— START OF EXTRACTED INFORMATION —
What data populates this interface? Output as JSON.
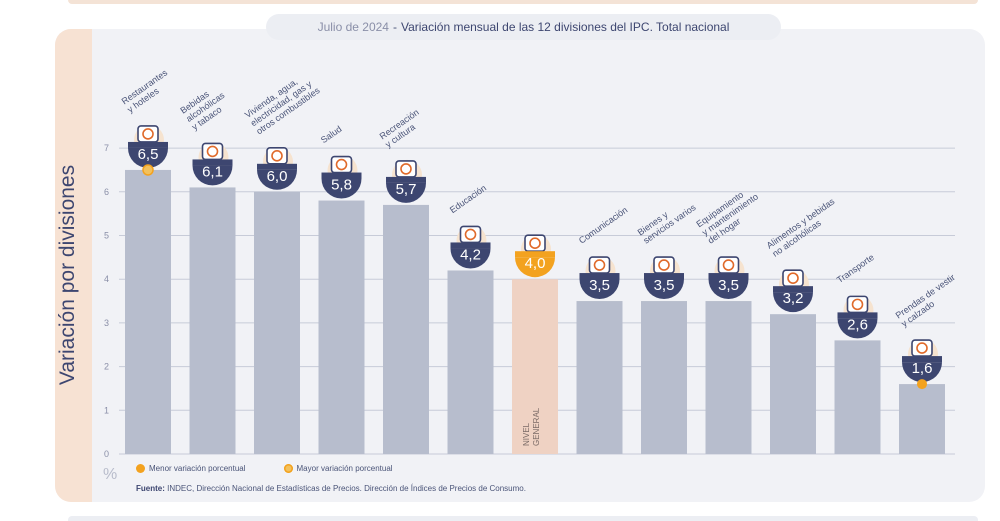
{
  "title": {
    "date": "Julio de 2024",
    "separator": "-",
    "main": "Variación mensual de las 12 divisiones del IPC. Total nacional"
  },
  "colors": {
    "bar": "#b7bdcd",
    "bar_general": "#efd2c3",
    "bubble": "#3d4670",
    "bubble_general": "#f3a21f",
    "accent_dot": "#f3a21f",
    "grid": "#c7cbd8",
    "text_dark": "#3d4670"
  },
  "y_axis_label": "Variación por divisiones",
  "unit_label": "%",
  "legend": {
    "min_label": "Menor variación porcentual",
    "max_label": "Mayor variación porcentual"
  },
  "source": {
    "prefix": "Fuente:",
    "text": "INDEC, Dirección Nacional de Estadísticas de Precios. Dirección de Índices de Precios de Consumo."
  },
  "chart_data": {
    "type": "bar",
    "title": "Variación mensual de las 12 divisiones del IPC. Total nacional",
    "ylabel": "Variación por divisiones",
    "ylim": [
      0,
      7
    ],
    "yticks": [
      0,
      1,
      2,
      3,
      4,
      5,
      6,
      7
    ],
    "grid": true,
    "categories": [
      "Restaurantes y hoteles",
      "Bebidas alcohólicas y tabaco",
      "Vivienda, agua, electricidad, gas y otros combustibles",
      "Salud",
      "Recreación y cultura",
      "Educación",
      "NIVEL GENERAL",
      "Comunicación",
      "Bienes y servicios varios",
      "Equipamiento y mantenimiento del hogar",
      "Alimentos y bebidas no alcohólicas",
      "Transporte",
      "Prendas de vestir y calzado"
    ],
    "label_lines": [
      [
        "Restaurantes",
        "y hoteles"
      ],
      [
        "Bebidas",
        "alcohólicas",
        "y tabaco"
      ],
      [
        "Vivienda, agua,",
        "electricidad, gas y",
        "otros combustibles"
      ],
      [
        "Salud"
      ],
      [
        "Recreación",
        "y cultura"
      ],
      [
        "Educación"
      ],
      [
        "NIVEL",
        "GENERAL"
      ],
      [
        "Comunicación"
      ],
      [
        "Bienes y",
        "servicios varios"
      ],
      [
        "Equipamiento",
        "y mantenimiento",
        "del hogar"
      ],
      [
        "Alimentos y bebidas",
        "no alcohólicas"
      ],
      [
        "Transporte"
      ],
      [
        "Prendas de vestir",
        "y calzado"
      ]
    ],
    "values": [
      6.5,
      6.1,
      6.0,
      5.8,
      5.7,
      4.2,
      4.0,
      3.5,
      3.5,
      3.5,
      3.2,
      2.6,
      1.6
    ],
    "value_labels": [
      "6,5",
      "6,1",
      "6,0",
      "5,8",
      "5,7",
      "4,2",
      "4,0",
      "3,5",
      "3,5",
      "3,5",
      "3,2",
      "2,6",
      "1,6"
    ],
    "general_index": 6,
    "max_marker_index": 0,
    "min_marker_index": 12,
    "icons": [
      "restaurant-icon",
      "drinks-icon",
      "lightbulb-icon",
      "health-cross-icon",
      "beach-umbrella-icon",
      "books-icon",
      "shopping-basket-icon",
      "smartphone-icon",
      "comb-scissors-icon",
      "appliance-icon",
      "chicken-icon",
      "bus-car-icon",
      "clothes-icon"
    ]
  }
}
— END OF EXTRACTED INFORMATION —
Your task is an exact transcription of all the data, minus the pictures.

What data populates this interface? Output as JSON.
{
  "title": {
    "date": "Julio de 2024",
    "separator": "-",
    "main": "Variación mensual de las 12 divisiones del IPC. Total nacional"
  },
  "colors": {
    "bar": "#b7bdcd",
    "bar_general": "#efd2c3",
    "bubble": "#3d4670",
    "bubble_general": "#f3a21f",
    "accent_dot": "#f3a21f",
    "grid": "#c7cbd8",
    "text_dark": "#3d4670"
  },
  "y_axis_label": "Variación por divisiones",
  "unit_label": "%",
  "legend": {
    "min_label": "Menor variación porcentual",
    "max_label": "Mayor variación porcentual"
  },
  "source": {
    "prefix": "Fuente:",
    "text": "INDEC, Dirección Nacional de Estadísticas de Precios. Dirección de Índices de Precios de Consumo."
  },
  "chart_data": {
    "type": "bar",
    "title": "Variación mensual de las 12 divisiones del IPC. Total nacional",
    "ylabel": "Variación por divisiones",
    "ylim": [
      0,
      7
    ],
    "yticks": [
      0,
      1,
      2,
      3,
      4,
      5,
      6,
      7
    ],
    "grid": true,
    "categories": [
      "Restaurantes y hoteles",
      "Bebidas alcohólicas y tabaco",
      "Vivienda, agua, electricidad, gas y otros combustibles",
      "Salud",
      "Recreación y cultura",
      "Educación",
      "NIVEL GENERAL",
      "Comunicación",
      "Bienes y servicios varios",
      "Equipamiento y mantenimiento del hogar",
      "Alimentos y bebidas no alcohólicas",
      "Transporte",
      "Prendas de vestir y calzado"
    ],
    "label_lines": [
      [
        "Restaurantes",
        "y hoteles"
      ],
      [
        "Bebidas",
        "alcohólicas",
        "y tabaco"
      ],
      [
        "Vivienda, agua,",
        "electricidad, gas y",
        "otros combustibles"
      ],
      [
        "Salud"
      ],
      [
        "Recreación",
        "y cultura"
      ],
      [
        "Educación"
      ],
      [
        "NIVEL",
        "GENERAL"
      ],
      [
        "Comunicación"
      ],
      [
        "Bienes y",
        "servicios varios"
      ],
      [
        "Equipamiento",
        "y mantenimiento",
        "del hogar"
      ],
      [
        "Alimentos y bebidas",
        "no alcohólicas"
      ],
      [
        "Transporte"
      ],
      [
        "Prendas de vestir",
        "y calzado"
      ]
    ],
    "values": [
      6.5,
      6.1,
      6.0,
      5.8,
      5.7,
      4.2,
      4.0,
      3.5,
      3.5,
      3.5,
      3.2,
      2.6,
      1.6
    ],
    "value_labels": [
      "6,5",
      "6,1",
      "6,0",
      "5,8",
      "5,7",
      "4,2",
      "4,0",
      "3,5",
      "3,5",
      "3,5",
      "3,2",
      "2,6",
      "1,6"
    ],
    "general_index": 6,
    "max_marker_index": 0,
    "min_marker_index": 12,
    "icons": [
      "restaurant-icon",
      "drinks-icon",
      "lightbulb-icon",
      "health-cross-icon",
      "beach-umbrella-icon",
      "books-icon",
      "shopping-basket-icon",
      "smartphone-icon",
      "comb-scissors-icon",
      "appliance-icon",
      "chicken-icon",
      "bus-car-icon",
      "clothes-icon"
    ]
  }
}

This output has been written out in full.